====== Supplied data
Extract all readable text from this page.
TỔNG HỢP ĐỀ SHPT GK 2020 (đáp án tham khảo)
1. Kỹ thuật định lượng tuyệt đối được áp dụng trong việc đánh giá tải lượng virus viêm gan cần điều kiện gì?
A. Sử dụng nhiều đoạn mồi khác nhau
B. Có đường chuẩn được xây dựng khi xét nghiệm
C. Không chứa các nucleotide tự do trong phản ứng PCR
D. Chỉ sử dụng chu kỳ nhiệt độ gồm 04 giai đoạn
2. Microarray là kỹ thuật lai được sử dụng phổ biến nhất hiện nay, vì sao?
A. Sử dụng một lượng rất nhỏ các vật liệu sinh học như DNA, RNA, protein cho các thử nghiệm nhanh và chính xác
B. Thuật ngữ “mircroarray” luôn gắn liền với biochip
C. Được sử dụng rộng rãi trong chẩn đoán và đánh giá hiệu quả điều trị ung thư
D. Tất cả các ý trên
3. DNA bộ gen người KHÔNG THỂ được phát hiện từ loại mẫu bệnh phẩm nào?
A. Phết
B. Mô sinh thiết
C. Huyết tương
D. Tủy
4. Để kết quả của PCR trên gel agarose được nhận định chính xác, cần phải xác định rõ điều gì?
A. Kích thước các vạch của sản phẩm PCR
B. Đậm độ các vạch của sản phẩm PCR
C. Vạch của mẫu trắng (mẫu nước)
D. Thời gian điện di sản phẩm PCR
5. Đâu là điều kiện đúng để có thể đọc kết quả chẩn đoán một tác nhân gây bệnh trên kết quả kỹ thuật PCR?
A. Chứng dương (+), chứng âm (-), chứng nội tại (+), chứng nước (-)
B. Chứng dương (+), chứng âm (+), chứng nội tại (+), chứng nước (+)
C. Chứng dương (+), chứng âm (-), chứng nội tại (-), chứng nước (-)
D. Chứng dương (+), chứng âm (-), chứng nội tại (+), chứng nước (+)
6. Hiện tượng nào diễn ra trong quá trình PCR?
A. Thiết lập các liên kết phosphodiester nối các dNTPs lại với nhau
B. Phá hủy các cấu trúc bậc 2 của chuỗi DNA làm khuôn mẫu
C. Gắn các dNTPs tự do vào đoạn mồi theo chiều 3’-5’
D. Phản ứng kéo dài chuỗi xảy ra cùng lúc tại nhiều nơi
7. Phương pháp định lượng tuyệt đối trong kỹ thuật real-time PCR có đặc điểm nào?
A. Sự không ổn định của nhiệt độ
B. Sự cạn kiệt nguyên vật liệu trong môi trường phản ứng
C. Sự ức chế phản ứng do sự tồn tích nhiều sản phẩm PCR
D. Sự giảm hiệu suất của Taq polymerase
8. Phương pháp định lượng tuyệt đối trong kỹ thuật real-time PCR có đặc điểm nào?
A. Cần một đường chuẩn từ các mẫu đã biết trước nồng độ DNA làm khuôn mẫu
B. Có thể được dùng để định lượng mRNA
============
#### [What you have to do]
The whole of the material should be restated word for word.

#### [Written reply]
Extract all readable text from this page.
TỔNG HỢP ĐỀ SHPT GK 2020 (đáp án tham khảo)
1. Kỹ thuật định lượng tuyệt đối được áp dụng trong việc đánh giá tải lượng virus viêm gan cần điều kiện gì?
A. Sử dụng nhiều đoạn mồi khác nhau
B. Có đường chuẩn được xây dựng khi xét nghiệm
C. Không chứa các nucleotide tự do trong phản ứng PCR
D. Chỉ sử dụng chu kỳ nhiệt độ gồm 04 giai đoạn
2. Microarray là kỹ thuật lai được sử dụng phổ biến nhất hiện nay, vì sao?
A. Sử dụng một lượng rất nhỏ các vật liệu sinh học như DNA, RNA, protein cho các thử nghiệm nhanh và chính xác
B. Thuật ngữ “mircroarray” luôn gắn liền với biochip
C. Được sử dụng rộng rãi trong chẩn đoán và đánh giá hiệu quả điều trị ung thư
D. Tất cả các ý trên
3. DNA bộ gen người KHÔNG THỂ được phát hiện từ loại mẫu bệnh phẩm nào?
A. Phết
B. Mô sinh thiết
C. Huyết tương
D. Tủy
4. Để kết quả của PCR trên gel agarose được nhận định chính xác, cần phải xác định rõ điều gì?
A. Kích thước các vạch của sản phẩm PCR
B. Đậm độ các vạch của sản phẩm PCR
C. Vạch của mẫu trắng (mẫu nước)
D. Thời gian điện di sản phẩm PCR
5. Đâu là điều kiện đúng để có thể đọc kết quả chẩn đoán một tác nhân gây bệnh trên kết quả kỹ thuật PCR?
A. Chứng dương (+), chứng âm (-), chứng nội tại (+), chứng nước (-)
B. Chứng dương (+), chứng âm (+), chứng nội tại (+), chứng nước (+)
C. Chứng dương (+), chứng âm (-), chứng nội tại (-), chứng nước (-)
D. Chứng dương (+), chứng âm (-), chứng nội tại (+), chứng nước (+)
6. Hiện tượng nào diễn ra trong quá trình PCR?
A. Thiết lập các liên kết phosphodiester nối các dNTPs lại với nhau
B. Phá hủy các cấu trúc bậc 2 của chuỗi DNA làm khuôn mẫu
C. Gắn các dNTPs tự do vào đoạn mồi theo chiều 3’-5’
D. Phản ứng kéo dài chuỗi xảy ra cùng lúc tại nhiều nơi
7. Phương pháp định lượng tuyệt đối trong kỹ thuật real-time PCR có đặc điểm nào?
A. Sự không ổn định của nhiệt độ
B. Sự cạn kiệt nguyên vật liệu trong môi trường phản ứng
C. Sự ức chế phản ứng do sự tồn tích nhiều sản phẩm PCR
D. Sự giảm hiệu suất của Taq polymerase
8. Phương pháp định lượng tuyệt đối trong kỹ thuật real-time PCR có đặc điểm nào?
A. Cần một đường chuẩn từ các mẫu đã biết trước nồng độ DNA làm khuôn mẫu
B. Có thể được dùng để định lượng mRNA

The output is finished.